# [WRITTEN TASK]
Copy out all the lines where "screenshot" shows up.

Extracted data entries
======
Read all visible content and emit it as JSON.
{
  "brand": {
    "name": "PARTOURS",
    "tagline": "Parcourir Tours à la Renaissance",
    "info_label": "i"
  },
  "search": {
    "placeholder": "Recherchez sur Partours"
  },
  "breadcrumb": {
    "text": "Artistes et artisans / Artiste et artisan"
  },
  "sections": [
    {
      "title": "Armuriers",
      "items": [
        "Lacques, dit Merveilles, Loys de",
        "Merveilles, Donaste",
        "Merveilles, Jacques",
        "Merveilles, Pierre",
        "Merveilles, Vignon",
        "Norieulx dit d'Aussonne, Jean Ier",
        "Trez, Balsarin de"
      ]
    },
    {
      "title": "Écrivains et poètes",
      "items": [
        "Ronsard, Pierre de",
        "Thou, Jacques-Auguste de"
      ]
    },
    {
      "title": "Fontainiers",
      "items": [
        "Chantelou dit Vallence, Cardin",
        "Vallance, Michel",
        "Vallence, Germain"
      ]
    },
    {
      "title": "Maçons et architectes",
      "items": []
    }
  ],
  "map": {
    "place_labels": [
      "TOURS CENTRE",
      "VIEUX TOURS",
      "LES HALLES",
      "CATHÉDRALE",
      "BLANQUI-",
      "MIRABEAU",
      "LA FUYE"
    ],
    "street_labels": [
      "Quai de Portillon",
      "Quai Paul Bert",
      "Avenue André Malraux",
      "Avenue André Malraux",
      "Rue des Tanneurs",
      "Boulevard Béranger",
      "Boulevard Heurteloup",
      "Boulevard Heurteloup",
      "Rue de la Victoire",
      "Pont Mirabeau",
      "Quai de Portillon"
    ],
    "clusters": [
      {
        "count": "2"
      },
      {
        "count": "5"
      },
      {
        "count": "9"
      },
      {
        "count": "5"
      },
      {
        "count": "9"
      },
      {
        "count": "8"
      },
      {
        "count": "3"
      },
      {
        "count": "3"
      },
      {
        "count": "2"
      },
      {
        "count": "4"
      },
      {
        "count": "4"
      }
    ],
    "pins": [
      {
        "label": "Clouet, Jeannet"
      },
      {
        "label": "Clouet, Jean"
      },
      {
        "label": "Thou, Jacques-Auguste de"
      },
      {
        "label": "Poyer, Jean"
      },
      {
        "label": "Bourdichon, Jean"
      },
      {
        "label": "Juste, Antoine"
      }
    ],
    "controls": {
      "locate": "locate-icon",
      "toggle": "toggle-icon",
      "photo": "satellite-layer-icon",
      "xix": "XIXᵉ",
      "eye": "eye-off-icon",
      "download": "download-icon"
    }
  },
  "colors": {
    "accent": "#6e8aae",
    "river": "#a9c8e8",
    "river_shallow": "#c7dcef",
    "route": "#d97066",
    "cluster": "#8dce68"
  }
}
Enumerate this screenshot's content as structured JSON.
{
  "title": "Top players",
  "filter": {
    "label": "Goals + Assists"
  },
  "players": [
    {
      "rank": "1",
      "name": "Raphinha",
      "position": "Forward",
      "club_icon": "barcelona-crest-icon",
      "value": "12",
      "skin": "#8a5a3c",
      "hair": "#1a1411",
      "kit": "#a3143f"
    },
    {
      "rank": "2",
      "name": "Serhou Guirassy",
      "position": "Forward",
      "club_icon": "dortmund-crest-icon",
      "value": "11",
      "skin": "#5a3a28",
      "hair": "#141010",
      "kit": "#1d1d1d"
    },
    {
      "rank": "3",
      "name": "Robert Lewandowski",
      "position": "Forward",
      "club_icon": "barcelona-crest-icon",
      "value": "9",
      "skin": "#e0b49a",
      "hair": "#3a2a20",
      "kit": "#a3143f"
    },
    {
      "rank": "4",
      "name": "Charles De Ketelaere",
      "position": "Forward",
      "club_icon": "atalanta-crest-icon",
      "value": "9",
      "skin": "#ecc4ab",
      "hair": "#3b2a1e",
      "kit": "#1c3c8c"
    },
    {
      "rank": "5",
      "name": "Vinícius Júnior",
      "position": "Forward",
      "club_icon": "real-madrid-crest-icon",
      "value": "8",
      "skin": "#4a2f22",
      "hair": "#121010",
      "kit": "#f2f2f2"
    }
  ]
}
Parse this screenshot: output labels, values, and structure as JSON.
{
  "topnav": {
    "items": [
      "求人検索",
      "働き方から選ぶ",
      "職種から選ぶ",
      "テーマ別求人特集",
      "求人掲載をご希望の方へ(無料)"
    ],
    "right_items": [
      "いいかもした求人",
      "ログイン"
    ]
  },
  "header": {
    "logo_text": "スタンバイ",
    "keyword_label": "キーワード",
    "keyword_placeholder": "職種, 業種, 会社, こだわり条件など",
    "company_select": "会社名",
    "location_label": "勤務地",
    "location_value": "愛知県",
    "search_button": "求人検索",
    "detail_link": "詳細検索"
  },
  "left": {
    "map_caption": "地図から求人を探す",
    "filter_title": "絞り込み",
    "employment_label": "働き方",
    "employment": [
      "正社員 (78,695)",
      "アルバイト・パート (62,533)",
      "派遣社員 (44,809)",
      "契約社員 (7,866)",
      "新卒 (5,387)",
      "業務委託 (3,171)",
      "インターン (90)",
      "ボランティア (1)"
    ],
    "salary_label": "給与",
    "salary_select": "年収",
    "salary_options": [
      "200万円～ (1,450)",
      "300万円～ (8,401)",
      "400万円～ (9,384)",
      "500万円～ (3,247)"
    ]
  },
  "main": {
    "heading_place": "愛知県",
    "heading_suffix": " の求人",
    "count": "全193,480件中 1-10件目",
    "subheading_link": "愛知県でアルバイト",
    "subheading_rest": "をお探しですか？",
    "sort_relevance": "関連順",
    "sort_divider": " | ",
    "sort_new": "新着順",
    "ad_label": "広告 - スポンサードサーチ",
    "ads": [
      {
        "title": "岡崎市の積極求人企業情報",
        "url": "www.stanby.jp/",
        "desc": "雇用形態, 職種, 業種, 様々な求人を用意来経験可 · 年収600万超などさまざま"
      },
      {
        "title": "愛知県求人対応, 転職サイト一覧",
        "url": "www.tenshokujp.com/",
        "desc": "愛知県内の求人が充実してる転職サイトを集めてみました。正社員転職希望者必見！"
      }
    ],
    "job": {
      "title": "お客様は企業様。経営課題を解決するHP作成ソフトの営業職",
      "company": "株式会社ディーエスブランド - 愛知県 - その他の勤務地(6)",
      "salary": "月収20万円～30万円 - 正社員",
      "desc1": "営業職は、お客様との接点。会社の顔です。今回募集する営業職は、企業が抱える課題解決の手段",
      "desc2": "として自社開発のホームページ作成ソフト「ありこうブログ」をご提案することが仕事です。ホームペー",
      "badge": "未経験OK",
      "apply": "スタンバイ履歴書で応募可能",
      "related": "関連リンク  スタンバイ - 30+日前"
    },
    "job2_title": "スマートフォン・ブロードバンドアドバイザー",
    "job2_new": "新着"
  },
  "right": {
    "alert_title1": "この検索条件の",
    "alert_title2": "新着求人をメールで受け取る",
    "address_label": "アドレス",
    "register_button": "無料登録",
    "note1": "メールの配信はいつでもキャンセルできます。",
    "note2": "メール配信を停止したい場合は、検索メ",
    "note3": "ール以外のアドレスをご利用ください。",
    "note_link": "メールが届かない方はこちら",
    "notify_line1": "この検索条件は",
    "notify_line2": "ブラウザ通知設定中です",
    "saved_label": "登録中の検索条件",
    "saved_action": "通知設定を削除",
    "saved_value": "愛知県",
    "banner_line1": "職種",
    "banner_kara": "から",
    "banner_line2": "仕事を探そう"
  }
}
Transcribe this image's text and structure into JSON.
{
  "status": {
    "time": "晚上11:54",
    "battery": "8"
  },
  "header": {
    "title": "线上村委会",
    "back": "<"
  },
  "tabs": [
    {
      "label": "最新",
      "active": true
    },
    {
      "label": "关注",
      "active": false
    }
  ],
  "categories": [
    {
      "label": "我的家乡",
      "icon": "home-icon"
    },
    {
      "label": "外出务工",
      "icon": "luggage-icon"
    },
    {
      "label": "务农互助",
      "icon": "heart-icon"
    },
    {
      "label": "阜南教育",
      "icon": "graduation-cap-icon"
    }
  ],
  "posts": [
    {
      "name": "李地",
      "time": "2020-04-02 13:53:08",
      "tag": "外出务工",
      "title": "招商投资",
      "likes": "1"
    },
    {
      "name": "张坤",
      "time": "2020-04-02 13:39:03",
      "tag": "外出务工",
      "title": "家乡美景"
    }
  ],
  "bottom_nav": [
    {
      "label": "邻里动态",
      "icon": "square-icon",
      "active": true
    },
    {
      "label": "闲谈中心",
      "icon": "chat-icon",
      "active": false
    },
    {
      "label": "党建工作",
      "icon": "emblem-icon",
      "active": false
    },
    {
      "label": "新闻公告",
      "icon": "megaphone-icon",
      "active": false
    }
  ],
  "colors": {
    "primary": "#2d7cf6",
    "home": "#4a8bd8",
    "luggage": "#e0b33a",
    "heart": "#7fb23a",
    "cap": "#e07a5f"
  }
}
======
# [EXERCISE RESPONSE]
Enumerate this screenshot's content as structured JSON.
Parse this screenshot: output labels, values, and structure as JSON.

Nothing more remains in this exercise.